• [Problem to solve] Go through the data and copy every line in which "this" appears.

• [Provided entries]

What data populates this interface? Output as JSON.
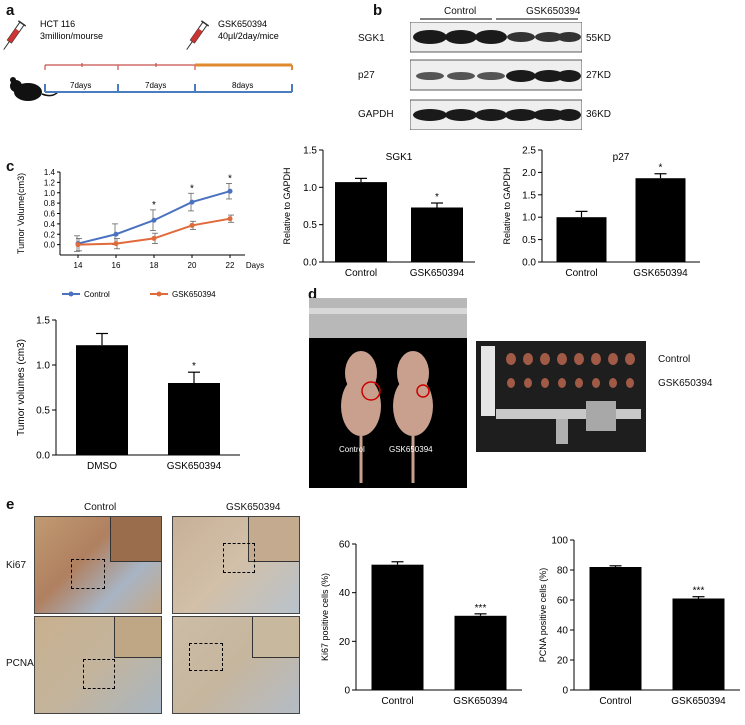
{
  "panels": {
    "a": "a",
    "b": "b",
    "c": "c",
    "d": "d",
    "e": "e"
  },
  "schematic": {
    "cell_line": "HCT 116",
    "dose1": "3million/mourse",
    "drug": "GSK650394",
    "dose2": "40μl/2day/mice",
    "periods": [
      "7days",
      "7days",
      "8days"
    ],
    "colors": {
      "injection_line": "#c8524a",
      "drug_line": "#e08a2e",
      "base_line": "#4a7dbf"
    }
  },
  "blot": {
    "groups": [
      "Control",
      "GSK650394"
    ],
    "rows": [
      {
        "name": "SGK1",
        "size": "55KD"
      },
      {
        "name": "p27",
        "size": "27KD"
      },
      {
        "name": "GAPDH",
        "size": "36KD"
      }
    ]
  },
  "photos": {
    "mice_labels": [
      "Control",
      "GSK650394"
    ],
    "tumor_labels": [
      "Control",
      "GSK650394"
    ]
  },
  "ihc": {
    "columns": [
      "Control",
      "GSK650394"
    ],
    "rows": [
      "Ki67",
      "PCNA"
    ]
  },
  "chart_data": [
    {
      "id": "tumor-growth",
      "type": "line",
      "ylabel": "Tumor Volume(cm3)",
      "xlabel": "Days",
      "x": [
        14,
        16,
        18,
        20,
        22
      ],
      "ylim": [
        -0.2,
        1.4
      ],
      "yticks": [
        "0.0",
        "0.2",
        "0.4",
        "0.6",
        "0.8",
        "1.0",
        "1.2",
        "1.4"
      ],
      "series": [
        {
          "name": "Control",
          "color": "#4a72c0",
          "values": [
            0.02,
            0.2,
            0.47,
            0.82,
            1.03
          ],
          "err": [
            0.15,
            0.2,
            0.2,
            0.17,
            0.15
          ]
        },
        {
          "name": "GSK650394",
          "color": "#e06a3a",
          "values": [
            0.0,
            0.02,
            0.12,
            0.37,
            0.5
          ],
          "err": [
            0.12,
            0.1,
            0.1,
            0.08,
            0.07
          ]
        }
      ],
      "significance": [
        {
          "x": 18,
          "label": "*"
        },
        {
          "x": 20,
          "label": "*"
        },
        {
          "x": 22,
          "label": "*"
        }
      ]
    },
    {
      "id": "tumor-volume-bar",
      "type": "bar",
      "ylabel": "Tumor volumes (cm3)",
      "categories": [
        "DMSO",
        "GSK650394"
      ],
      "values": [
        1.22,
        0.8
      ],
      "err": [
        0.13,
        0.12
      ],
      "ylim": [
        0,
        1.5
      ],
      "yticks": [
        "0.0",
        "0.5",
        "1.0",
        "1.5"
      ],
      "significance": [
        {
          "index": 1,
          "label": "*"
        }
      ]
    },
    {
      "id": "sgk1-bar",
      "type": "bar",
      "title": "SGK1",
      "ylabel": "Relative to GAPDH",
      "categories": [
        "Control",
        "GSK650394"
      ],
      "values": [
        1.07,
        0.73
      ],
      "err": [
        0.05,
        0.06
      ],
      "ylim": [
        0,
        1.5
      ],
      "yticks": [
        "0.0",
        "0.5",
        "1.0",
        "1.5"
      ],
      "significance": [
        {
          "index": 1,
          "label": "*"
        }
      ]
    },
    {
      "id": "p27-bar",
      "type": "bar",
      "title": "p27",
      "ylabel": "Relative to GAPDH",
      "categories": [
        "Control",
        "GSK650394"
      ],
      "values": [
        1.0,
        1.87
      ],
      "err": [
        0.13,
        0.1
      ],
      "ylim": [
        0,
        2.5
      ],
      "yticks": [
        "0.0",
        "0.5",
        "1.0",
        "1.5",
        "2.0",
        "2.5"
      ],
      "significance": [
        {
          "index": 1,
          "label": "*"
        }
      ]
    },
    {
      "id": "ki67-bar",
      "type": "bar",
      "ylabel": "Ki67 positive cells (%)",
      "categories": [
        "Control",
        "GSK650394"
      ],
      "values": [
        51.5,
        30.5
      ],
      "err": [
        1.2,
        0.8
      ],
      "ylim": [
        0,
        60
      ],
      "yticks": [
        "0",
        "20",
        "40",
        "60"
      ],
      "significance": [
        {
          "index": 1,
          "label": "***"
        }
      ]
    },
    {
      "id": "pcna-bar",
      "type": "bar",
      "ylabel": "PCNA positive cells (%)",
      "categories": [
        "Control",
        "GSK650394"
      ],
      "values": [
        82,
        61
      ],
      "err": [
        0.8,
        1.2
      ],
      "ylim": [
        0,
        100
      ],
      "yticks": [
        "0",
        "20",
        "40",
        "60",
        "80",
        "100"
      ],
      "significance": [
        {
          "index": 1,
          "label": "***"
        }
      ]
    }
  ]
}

* * *

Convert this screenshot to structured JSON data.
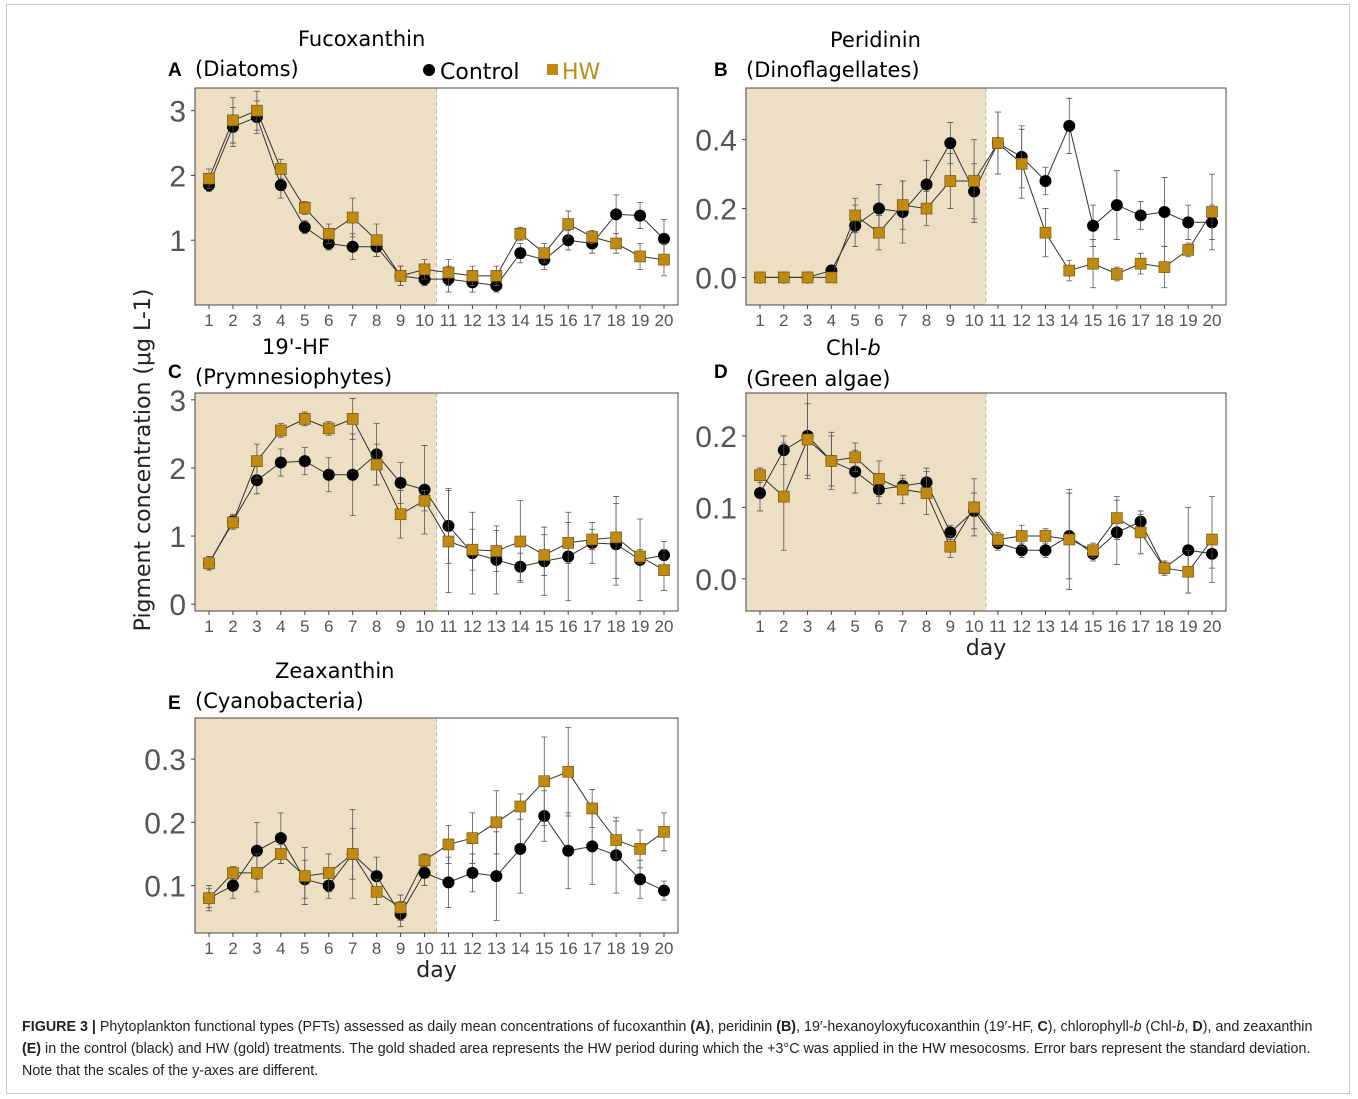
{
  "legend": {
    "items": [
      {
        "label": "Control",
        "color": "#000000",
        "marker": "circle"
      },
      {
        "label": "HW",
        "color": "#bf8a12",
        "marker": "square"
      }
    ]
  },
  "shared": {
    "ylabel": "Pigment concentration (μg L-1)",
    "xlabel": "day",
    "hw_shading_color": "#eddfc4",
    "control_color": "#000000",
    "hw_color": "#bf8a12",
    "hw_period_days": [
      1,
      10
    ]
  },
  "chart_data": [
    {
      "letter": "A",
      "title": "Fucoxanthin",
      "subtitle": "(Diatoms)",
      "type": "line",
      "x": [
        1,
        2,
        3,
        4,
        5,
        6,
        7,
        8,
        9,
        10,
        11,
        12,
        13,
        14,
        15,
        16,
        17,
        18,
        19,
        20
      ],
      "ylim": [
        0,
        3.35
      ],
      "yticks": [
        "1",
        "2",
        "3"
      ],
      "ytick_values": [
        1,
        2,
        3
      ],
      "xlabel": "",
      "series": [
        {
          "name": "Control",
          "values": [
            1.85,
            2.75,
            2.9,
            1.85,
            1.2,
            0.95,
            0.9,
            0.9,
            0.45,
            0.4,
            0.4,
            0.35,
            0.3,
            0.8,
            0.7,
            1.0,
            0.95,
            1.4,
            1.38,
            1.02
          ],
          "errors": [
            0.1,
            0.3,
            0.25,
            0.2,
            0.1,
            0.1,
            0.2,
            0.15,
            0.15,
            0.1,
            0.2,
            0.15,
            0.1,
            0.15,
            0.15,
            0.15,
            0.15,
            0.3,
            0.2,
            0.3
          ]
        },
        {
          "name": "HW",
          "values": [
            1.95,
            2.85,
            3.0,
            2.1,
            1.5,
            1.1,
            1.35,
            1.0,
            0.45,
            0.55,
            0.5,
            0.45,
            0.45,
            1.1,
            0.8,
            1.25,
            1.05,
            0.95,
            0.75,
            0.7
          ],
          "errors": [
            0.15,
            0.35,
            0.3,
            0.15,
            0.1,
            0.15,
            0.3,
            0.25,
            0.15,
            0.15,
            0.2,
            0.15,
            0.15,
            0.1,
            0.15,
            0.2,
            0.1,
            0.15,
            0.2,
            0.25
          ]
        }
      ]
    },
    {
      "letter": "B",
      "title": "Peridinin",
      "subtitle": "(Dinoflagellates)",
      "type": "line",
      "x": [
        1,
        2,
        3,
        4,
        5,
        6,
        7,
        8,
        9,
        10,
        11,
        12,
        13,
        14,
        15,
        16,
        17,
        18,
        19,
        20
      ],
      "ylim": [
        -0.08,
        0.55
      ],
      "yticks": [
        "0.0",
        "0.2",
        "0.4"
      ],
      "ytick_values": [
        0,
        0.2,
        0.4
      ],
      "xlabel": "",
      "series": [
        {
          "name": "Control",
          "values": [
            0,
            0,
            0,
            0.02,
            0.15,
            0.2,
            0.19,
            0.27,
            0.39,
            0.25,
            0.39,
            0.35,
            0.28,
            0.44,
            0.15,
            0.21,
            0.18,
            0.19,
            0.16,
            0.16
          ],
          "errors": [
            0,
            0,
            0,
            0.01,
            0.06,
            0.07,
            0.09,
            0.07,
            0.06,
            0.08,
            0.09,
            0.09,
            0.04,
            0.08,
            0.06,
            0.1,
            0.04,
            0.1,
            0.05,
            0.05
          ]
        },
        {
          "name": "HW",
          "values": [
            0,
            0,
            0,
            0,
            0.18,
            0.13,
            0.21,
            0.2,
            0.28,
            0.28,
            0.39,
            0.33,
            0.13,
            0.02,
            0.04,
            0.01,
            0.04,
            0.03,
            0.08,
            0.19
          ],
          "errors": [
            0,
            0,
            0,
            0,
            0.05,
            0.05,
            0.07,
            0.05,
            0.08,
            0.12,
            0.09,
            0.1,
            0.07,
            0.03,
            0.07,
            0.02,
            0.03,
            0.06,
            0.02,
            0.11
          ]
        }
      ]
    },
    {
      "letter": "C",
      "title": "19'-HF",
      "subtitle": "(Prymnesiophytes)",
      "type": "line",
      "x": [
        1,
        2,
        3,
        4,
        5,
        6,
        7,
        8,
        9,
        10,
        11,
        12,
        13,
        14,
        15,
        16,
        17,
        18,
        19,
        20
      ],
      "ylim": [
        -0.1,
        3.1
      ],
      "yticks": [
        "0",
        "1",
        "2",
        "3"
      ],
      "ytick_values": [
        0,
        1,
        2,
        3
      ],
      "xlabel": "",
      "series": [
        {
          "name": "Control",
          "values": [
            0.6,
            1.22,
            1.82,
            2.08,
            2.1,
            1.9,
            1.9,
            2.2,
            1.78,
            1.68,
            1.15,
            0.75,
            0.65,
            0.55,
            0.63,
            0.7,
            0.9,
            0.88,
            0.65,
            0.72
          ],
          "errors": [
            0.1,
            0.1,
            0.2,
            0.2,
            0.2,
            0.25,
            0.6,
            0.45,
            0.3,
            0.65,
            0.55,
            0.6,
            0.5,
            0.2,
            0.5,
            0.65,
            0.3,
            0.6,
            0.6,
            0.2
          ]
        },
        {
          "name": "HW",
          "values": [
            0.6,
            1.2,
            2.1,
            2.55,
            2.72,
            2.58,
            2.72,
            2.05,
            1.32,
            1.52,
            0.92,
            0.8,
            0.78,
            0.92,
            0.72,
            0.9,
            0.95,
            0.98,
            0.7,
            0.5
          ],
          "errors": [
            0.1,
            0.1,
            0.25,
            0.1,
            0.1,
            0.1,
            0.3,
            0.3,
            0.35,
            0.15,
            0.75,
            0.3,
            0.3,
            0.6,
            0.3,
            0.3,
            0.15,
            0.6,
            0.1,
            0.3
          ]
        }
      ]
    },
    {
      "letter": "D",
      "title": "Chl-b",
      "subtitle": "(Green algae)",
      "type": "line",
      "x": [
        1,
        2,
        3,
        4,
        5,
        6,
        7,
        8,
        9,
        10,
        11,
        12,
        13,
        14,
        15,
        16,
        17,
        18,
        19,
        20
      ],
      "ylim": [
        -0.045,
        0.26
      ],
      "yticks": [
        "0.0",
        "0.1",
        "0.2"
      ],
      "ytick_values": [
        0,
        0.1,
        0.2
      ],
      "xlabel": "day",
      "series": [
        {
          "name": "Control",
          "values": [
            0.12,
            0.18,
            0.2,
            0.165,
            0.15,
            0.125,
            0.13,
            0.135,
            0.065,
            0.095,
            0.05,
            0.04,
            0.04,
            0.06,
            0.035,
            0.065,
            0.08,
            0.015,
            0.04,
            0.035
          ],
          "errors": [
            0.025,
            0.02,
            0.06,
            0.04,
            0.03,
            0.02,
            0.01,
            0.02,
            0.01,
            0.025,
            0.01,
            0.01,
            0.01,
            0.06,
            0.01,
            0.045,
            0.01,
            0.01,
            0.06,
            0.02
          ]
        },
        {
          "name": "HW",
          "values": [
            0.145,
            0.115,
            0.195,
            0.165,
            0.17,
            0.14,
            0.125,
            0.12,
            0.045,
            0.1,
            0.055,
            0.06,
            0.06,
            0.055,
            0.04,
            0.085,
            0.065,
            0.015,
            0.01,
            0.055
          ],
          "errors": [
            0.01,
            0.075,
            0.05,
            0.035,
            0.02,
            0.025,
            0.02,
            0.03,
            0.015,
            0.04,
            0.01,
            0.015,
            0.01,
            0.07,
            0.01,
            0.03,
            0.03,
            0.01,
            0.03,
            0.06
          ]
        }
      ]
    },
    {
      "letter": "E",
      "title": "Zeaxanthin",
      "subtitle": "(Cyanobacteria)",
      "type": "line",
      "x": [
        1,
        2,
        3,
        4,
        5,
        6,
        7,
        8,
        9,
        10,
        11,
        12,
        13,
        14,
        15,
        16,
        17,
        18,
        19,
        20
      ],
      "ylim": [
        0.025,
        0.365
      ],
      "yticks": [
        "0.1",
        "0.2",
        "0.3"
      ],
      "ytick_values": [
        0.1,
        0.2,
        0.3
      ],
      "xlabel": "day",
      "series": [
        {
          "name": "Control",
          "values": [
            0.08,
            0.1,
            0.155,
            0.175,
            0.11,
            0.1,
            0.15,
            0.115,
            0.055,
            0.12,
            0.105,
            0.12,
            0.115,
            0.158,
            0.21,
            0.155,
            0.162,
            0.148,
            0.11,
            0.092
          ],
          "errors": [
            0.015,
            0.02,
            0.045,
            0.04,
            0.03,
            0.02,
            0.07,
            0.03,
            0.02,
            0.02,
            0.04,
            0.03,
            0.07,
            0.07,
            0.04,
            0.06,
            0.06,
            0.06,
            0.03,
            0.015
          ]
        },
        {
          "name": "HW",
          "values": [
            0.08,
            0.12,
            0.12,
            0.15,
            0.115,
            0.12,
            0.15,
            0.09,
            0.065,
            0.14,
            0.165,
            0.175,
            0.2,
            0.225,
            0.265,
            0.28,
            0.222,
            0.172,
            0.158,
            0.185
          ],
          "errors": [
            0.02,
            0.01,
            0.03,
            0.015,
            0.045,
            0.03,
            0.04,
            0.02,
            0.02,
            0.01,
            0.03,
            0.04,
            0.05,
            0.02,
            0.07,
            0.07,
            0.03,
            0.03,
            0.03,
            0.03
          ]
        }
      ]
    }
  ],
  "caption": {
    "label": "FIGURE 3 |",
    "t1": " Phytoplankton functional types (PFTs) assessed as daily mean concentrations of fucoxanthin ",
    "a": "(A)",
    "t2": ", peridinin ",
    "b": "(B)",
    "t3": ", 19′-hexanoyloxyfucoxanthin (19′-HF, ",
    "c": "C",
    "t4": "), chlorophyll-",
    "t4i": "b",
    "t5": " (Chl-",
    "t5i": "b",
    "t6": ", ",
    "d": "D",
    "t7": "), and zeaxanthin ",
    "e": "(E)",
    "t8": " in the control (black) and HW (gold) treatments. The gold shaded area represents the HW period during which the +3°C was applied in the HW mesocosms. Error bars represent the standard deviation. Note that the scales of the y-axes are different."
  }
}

* * *

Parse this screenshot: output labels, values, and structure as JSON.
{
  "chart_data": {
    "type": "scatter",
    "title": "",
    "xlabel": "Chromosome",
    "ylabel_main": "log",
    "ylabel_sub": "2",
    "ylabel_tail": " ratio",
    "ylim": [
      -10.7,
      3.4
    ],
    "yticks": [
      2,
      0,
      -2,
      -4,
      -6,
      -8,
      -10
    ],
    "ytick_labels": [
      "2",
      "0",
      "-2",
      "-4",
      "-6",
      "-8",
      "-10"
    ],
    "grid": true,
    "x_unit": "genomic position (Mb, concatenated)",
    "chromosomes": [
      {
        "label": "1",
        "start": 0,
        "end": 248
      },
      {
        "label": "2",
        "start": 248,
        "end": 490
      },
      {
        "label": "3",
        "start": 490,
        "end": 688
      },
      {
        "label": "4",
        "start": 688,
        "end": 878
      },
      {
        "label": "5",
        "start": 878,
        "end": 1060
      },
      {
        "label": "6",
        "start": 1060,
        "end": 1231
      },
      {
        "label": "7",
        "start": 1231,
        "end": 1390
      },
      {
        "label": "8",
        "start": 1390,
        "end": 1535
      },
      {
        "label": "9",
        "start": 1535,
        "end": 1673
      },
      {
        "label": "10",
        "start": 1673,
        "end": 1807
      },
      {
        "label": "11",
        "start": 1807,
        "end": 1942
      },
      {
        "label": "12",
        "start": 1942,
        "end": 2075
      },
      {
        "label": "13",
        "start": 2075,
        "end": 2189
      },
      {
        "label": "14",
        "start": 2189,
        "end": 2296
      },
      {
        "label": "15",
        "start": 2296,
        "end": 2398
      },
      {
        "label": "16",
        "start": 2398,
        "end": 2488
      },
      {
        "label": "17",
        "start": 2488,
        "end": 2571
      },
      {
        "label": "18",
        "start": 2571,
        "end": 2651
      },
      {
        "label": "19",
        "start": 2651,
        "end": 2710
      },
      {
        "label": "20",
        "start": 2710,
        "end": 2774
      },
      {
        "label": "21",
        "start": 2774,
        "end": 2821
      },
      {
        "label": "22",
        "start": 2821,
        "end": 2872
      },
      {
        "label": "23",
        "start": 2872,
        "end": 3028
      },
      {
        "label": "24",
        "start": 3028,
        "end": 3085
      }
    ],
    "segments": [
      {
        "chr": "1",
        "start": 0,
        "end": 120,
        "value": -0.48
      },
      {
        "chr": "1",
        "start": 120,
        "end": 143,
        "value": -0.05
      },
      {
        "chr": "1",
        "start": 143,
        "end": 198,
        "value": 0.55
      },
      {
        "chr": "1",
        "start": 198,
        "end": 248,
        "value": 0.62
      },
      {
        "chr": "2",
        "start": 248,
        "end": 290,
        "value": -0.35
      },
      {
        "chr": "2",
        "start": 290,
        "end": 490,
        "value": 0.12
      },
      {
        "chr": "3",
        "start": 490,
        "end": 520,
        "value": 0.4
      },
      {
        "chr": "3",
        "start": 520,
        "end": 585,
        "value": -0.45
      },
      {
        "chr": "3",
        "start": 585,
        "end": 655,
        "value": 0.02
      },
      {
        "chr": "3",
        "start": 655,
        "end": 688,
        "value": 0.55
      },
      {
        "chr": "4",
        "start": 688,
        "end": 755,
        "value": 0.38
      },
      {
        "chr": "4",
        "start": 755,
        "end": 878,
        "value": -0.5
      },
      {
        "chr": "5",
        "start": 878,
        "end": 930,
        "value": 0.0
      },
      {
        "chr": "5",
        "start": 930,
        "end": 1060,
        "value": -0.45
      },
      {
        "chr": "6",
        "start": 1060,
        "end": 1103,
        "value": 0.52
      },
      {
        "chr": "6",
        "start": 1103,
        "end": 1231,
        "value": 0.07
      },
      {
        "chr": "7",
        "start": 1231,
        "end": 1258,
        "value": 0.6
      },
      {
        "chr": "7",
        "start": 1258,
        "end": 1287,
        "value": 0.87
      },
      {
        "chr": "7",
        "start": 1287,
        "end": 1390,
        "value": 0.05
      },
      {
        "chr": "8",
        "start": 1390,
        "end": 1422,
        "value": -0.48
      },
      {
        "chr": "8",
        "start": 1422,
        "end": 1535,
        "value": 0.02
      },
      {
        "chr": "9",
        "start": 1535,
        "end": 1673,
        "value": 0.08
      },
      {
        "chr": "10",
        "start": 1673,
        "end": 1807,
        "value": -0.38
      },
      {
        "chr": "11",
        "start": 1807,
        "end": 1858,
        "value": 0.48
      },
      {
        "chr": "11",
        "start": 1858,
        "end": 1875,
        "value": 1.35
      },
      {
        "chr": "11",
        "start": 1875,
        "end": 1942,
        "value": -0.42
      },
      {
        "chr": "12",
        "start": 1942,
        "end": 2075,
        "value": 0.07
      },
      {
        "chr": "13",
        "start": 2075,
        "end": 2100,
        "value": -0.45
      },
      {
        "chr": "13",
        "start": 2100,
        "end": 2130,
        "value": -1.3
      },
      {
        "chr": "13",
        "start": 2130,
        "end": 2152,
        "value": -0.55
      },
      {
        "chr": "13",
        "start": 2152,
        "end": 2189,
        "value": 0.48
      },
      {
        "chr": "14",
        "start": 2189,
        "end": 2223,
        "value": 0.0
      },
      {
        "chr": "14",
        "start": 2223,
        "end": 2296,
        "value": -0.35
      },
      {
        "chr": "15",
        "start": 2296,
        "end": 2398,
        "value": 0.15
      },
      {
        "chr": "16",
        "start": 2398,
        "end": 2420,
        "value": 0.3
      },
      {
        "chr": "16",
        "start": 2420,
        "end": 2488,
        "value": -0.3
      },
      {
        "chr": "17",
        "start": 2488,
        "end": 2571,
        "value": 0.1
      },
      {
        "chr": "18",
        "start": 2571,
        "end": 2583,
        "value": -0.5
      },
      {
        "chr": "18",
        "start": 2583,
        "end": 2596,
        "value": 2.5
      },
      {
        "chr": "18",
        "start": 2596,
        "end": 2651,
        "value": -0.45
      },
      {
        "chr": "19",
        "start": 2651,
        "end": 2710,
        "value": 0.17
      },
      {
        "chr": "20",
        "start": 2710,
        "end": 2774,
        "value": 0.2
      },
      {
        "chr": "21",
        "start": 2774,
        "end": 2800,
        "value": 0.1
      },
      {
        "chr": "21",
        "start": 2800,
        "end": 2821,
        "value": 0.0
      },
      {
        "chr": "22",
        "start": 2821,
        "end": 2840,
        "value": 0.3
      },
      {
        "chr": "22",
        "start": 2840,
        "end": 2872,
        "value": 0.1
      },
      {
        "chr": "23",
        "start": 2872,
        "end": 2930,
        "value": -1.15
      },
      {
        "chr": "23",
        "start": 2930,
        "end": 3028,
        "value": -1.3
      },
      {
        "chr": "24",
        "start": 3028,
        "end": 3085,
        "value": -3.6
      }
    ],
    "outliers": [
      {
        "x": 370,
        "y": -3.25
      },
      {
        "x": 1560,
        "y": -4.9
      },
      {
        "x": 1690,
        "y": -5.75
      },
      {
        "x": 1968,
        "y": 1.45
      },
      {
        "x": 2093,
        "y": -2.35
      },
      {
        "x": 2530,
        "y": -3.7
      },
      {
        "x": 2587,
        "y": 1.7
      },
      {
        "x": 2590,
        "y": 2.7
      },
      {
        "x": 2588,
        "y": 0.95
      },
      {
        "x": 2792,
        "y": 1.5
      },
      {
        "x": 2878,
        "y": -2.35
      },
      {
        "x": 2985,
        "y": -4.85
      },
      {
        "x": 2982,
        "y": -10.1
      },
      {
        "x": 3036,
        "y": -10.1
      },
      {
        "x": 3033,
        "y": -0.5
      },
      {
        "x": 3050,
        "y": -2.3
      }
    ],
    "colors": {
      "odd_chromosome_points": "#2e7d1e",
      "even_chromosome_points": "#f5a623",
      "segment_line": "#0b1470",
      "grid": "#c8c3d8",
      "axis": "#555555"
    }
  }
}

• [Result]
What data populates this interface? Output as JSON.
Convert this screenshot to structured JSON data.
Parse this screenshot: output labels, values, and structure as JSON.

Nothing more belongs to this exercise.